- What to do
Show only lines that include "масса".

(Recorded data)
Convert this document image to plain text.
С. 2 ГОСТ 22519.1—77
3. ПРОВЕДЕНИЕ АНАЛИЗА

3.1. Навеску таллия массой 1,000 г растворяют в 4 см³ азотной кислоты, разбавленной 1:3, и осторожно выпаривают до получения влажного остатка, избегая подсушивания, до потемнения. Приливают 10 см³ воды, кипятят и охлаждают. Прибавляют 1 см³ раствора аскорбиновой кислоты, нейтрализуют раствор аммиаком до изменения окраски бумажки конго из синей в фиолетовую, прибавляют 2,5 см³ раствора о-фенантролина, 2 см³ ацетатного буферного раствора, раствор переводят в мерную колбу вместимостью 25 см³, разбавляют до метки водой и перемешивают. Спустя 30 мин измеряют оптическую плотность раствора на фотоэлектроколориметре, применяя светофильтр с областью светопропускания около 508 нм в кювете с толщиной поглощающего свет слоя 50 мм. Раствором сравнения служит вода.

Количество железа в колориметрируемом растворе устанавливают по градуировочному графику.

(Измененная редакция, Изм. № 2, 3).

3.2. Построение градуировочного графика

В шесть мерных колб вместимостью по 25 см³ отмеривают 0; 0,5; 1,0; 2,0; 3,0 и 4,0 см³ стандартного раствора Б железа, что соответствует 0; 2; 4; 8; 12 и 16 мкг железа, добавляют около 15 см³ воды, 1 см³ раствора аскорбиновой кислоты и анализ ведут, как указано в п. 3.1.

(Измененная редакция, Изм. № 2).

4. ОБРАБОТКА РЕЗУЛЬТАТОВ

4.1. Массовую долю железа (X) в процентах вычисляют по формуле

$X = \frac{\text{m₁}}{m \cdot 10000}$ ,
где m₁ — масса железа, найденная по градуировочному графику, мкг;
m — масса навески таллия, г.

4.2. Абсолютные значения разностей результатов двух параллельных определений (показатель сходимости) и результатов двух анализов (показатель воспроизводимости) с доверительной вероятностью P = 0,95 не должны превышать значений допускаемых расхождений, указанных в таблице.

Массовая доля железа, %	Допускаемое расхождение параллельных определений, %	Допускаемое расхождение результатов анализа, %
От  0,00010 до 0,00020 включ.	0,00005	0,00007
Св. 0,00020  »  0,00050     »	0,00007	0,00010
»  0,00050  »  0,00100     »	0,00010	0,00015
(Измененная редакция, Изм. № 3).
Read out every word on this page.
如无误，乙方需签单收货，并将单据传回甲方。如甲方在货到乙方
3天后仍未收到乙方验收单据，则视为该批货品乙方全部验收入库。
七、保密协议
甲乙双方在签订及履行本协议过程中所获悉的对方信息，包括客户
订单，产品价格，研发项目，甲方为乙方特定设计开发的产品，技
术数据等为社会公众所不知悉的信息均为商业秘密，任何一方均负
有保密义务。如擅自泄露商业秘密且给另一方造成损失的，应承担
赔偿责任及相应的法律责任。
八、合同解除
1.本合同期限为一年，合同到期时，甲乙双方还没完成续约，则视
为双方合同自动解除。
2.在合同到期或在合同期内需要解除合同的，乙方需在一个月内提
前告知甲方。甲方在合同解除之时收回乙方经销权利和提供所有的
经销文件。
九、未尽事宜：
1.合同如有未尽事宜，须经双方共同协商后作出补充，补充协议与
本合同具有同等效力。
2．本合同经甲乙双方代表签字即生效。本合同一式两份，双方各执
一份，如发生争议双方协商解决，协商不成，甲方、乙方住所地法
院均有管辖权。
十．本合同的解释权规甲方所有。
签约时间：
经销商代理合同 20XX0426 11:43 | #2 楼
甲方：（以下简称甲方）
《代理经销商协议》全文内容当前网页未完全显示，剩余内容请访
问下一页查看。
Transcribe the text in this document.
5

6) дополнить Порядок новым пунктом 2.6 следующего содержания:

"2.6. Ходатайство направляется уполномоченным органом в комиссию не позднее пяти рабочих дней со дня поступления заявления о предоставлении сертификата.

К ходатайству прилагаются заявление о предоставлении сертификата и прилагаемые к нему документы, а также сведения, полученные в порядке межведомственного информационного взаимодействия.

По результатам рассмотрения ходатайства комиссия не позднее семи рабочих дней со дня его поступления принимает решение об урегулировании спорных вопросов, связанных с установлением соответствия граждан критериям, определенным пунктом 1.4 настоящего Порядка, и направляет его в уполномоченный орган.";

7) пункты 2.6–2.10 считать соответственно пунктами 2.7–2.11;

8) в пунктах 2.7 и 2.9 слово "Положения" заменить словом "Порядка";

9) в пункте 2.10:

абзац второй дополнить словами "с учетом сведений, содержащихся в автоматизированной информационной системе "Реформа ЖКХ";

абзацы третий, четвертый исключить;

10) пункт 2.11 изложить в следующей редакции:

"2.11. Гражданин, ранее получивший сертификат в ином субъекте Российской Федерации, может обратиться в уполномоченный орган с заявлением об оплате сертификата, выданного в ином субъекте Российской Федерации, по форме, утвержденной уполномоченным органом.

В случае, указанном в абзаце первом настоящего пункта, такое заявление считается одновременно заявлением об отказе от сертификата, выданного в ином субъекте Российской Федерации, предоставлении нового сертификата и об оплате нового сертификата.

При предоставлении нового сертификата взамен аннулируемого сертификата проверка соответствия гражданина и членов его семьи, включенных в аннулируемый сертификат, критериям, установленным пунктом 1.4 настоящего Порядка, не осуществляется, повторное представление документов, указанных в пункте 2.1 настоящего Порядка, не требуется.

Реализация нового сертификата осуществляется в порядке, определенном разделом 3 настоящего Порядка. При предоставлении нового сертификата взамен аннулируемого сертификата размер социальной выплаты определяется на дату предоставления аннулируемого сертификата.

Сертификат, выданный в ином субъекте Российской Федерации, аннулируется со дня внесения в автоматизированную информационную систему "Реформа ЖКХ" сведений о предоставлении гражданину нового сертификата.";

- Response
где m₁ — масса железа, найденная по градуировочному графику, мкг;
m — масса навески таллия, г.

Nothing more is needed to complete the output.